### EXERCISE REQUIREMENTS
Please find all lines in the data that hold the string "العلوم" and copy them.

### RECORDS PROVIDED
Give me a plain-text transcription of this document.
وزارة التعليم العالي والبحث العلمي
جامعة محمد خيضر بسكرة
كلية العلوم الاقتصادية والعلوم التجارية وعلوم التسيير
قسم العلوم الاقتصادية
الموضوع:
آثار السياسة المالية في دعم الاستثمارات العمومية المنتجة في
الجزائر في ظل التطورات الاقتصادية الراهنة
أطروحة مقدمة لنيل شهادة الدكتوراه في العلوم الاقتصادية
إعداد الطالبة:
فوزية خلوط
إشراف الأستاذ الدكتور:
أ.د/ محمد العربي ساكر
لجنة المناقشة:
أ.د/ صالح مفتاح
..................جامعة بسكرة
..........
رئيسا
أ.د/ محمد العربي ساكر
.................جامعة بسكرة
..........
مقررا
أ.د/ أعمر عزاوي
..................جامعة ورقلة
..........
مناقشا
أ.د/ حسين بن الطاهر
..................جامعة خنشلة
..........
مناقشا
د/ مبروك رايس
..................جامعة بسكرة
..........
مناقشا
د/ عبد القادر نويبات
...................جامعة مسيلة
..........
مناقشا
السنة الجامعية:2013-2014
--
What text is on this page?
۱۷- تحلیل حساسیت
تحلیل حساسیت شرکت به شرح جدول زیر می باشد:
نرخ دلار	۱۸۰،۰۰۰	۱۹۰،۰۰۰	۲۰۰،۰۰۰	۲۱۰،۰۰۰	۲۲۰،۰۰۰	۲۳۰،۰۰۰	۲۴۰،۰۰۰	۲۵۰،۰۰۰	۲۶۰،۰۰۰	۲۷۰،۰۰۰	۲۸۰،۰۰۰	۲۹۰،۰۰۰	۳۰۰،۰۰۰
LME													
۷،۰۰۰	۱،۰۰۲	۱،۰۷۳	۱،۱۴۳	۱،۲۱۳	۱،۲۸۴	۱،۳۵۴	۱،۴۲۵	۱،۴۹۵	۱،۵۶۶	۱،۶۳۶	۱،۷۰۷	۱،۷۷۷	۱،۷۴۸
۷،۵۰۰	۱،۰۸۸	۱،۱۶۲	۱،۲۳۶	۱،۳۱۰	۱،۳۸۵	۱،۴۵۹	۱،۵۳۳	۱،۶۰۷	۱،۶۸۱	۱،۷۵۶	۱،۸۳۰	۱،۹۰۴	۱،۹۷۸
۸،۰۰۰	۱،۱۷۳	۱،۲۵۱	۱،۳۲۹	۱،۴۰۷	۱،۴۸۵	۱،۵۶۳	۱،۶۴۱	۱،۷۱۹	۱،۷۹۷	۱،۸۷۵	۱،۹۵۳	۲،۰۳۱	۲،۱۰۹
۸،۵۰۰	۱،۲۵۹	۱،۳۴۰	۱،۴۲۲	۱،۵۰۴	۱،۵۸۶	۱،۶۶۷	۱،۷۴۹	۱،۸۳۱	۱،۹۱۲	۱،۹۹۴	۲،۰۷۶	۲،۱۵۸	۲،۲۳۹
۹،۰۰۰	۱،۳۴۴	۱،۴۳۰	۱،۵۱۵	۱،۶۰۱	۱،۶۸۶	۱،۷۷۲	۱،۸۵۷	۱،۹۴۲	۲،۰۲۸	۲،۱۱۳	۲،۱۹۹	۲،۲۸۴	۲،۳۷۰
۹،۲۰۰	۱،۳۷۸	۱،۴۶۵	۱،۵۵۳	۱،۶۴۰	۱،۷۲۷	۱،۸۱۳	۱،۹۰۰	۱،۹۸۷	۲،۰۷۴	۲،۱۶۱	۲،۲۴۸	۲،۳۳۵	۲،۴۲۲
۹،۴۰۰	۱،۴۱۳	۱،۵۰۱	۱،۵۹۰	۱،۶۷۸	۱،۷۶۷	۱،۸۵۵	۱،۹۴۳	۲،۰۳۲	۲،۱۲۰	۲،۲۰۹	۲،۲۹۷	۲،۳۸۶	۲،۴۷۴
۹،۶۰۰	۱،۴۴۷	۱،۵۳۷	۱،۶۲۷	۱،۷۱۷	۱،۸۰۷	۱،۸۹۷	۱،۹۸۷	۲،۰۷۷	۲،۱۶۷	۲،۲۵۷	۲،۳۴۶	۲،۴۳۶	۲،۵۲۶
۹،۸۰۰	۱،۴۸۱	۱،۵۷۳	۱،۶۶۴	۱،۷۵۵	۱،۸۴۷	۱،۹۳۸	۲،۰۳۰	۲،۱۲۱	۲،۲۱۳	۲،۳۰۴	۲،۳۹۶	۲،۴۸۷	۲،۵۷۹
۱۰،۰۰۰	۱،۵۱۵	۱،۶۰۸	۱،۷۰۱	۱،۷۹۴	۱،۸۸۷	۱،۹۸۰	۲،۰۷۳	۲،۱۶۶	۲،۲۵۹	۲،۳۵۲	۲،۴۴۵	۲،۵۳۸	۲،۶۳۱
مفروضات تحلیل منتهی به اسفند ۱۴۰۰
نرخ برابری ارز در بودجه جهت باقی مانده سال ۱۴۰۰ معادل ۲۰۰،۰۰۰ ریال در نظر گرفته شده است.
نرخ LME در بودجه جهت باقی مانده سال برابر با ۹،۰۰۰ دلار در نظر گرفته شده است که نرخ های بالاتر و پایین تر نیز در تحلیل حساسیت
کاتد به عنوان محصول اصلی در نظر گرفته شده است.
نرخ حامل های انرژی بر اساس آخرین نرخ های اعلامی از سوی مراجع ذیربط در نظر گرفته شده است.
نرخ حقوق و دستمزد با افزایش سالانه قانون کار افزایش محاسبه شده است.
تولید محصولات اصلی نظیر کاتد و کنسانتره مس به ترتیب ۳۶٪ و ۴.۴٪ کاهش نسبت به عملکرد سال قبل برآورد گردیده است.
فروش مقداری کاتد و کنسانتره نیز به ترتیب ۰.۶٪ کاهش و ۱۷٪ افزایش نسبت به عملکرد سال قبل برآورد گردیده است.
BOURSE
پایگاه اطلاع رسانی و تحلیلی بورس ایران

### TASK SOLUTION
كلية العلوم الاقتصادية والعلوم التجارية وعلوم التسيير
قسم العلوم الاقتصادية
أطروحة مقدمة لنيل شهادة الدكتوراه في العلوم الاقتصادية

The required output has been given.